WORK TO COMPLETE> Among the entries that follow, tally the lines with the string "JSON". Give no more than the number.
* BEGIN DATA FOR PROCESSING *
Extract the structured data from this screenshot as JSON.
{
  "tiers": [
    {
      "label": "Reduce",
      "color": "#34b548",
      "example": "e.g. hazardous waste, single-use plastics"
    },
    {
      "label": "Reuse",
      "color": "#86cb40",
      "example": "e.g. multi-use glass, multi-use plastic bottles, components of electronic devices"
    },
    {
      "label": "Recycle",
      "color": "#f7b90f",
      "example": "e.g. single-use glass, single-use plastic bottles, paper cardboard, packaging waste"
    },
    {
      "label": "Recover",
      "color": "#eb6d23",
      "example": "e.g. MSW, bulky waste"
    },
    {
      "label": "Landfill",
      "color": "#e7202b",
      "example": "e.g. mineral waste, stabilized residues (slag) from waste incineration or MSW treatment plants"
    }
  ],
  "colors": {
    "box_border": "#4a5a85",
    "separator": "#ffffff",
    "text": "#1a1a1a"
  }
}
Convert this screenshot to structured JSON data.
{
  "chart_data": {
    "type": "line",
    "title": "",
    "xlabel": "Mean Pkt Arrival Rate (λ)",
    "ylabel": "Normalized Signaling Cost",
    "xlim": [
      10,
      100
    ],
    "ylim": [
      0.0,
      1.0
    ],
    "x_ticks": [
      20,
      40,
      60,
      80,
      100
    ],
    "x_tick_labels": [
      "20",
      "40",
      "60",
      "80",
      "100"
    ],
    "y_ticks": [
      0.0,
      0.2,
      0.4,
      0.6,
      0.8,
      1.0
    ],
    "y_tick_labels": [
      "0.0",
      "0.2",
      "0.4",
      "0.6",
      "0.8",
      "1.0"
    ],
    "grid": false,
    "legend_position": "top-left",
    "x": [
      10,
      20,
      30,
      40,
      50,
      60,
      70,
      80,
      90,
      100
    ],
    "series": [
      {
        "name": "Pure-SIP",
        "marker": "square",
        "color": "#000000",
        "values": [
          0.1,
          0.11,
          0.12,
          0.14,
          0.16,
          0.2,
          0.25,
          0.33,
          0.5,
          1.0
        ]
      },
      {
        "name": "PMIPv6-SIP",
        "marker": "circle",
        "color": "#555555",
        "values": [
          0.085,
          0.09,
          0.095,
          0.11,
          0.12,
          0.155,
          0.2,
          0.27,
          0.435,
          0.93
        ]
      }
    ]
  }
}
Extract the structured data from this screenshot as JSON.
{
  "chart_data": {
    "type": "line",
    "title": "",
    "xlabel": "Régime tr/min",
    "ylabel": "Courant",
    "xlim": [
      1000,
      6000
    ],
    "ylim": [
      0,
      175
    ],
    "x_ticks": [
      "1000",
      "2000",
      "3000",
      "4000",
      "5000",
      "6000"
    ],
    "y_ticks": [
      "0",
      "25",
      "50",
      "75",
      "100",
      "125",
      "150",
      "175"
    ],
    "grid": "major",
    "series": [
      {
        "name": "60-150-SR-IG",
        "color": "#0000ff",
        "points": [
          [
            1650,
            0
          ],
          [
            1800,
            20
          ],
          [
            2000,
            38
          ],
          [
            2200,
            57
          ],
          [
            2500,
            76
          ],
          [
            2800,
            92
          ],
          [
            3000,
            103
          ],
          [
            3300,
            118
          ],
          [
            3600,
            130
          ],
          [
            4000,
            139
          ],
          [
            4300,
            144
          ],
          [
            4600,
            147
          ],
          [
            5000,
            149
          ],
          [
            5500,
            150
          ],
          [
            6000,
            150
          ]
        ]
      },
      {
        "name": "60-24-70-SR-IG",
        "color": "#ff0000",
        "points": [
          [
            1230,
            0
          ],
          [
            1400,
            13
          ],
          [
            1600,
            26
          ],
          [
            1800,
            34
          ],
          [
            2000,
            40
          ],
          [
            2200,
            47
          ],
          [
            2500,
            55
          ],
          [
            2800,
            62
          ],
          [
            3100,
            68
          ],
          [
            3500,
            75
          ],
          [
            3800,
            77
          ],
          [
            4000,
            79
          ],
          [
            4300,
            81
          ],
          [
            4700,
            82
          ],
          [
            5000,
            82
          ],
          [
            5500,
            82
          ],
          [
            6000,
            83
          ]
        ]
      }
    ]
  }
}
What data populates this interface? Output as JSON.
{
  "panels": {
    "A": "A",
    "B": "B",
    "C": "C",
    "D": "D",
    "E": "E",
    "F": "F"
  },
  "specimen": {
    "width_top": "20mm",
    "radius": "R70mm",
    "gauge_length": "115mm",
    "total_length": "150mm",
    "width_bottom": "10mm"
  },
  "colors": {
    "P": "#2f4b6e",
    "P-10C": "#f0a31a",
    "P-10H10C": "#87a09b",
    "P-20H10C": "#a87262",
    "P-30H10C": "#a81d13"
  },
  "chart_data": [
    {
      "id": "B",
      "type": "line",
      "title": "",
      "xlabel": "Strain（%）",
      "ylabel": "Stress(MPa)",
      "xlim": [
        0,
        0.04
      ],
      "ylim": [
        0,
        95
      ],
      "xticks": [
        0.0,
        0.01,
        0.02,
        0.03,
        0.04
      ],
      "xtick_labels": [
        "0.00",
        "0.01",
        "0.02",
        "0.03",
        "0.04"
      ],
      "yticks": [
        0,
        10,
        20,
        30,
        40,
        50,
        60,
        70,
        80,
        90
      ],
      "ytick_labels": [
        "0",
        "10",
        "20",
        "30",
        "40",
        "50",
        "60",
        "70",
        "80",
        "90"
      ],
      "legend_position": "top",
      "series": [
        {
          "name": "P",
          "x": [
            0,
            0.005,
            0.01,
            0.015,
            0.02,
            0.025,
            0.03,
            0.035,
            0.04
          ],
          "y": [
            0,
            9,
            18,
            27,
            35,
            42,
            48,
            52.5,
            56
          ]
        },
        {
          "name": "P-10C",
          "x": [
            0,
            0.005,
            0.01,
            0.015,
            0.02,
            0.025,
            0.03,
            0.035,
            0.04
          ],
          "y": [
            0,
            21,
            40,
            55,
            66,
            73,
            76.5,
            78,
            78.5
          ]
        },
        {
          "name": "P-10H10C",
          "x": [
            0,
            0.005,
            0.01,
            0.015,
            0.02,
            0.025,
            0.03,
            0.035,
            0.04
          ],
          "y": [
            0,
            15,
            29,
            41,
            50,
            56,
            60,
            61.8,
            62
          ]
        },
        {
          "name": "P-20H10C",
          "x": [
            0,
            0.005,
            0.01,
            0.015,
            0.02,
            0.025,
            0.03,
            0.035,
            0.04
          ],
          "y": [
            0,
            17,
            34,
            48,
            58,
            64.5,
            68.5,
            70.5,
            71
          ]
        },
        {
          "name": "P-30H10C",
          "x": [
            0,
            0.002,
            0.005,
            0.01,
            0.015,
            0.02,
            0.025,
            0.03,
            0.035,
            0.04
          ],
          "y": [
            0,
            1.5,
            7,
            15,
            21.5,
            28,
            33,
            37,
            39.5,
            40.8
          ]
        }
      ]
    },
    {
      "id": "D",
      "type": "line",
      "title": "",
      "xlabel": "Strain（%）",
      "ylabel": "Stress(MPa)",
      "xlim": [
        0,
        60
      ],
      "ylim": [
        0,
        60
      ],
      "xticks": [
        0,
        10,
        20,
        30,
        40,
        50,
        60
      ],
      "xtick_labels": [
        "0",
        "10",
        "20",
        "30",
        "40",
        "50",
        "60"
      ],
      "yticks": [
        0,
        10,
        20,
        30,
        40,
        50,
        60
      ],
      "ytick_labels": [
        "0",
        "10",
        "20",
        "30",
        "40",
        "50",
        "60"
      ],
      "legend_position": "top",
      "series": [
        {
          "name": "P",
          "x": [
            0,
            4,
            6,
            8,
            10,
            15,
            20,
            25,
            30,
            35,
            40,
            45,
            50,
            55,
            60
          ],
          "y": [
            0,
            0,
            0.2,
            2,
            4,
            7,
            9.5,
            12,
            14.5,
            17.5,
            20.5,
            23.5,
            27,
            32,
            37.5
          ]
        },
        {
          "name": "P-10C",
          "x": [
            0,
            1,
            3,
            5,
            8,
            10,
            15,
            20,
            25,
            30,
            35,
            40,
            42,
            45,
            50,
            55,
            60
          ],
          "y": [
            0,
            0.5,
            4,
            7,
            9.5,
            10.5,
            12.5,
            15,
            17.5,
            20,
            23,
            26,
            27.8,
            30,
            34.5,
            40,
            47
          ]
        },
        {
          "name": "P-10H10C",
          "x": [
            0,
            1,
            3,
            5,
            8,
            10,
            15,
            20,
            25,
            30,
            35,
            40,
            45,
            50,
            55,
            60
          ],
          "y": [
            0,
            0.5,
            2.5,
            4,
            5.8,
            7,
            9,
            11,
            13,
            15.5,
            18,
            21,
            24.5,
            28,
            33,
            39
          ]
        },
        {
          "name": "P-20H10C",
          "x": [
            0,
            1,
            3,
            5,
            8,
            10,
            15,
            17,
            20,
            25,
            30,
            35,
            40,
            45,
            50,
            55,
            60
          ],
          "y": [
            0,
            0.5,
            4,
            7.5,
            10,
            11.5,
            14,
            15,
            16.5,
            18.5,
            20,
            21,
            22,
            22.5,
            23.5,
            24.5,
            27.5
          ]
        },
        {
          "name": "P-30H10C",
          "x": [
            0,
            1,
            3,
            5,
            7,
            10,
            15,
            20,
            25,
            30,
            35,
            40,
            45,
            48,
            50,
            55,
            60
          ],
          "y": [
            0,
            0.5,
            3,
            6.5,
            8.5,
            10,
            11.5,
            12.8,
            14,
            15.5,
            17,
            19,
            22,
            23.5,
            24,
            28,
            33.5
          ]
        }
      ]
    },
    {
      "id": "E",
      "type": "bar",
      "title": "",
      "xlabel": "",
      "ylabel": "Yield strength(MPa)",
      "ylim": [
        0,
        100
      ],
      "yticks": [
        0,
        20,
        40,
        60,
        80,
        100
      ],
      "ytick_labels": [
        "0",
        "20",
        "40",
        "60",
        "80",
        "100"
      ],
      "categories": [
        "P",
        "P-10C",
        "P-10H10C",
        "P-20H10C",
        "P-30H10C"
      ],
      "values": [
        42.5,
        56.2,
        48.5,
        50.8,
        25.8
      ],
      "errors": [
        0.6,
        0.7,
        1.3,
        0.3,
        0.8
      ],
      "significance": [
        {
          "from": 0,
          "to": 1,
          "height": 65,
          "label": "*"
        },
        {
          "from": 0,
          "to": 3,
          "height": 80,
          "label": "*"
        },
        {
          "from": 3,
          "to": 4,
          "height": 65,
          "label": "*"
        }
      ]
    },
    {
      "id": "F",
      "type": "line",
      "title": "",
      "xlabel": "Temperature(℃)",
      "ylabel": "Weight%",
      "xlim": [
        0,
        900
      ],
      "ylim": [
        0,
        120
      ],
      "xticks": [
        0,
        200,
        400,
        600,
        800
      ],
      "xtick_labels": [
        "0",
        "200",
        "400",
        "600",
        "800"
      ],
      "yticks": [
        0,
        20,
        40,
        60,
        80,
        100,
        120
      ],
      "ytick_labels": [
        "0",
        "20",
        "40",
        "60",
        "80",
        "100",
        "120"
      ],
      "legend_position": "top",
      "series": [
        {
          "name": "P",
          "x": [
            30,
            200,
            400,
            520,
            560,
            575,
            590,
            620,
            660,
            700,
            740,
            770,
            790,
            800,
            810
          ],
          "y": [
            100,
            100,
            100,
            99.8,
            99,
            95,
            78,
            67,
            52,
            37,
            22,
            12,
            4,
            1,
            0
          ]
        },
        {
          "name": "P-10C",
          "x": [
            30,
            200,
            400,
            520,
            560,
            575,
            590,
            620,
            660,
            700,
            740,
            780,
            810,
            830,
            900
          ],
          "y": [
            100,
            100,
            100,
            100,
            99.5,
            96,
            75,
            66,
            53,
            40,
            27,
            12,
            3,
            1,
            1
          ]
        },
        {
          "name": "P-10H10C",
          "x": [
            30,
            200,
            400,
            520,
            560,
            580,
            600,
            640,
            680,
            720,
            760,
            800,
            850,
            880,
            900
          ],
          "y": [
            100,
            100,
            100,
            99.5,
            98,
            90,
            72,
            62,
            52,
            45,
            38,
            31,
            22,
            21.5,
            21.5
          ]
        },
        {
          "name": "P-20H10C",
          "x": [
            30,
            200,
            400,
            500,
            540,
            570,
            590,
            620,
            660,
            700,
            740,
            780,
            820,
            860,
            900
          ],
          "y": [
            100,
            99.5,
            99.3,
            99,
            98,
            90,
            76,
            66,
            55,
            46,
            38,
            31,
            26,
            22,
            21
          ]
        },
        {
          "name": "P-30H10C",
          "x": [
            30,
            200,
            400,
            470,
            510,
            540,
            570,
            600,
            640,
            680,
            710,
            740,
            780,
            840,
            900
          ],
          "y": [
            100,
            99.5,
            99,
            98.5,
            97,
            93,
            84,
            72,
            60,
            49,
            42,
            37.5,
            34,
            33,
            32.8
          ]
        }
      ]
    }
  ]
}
* END DATA FOR PROCESSING *
ANSWER TO THE EXERCISE> 4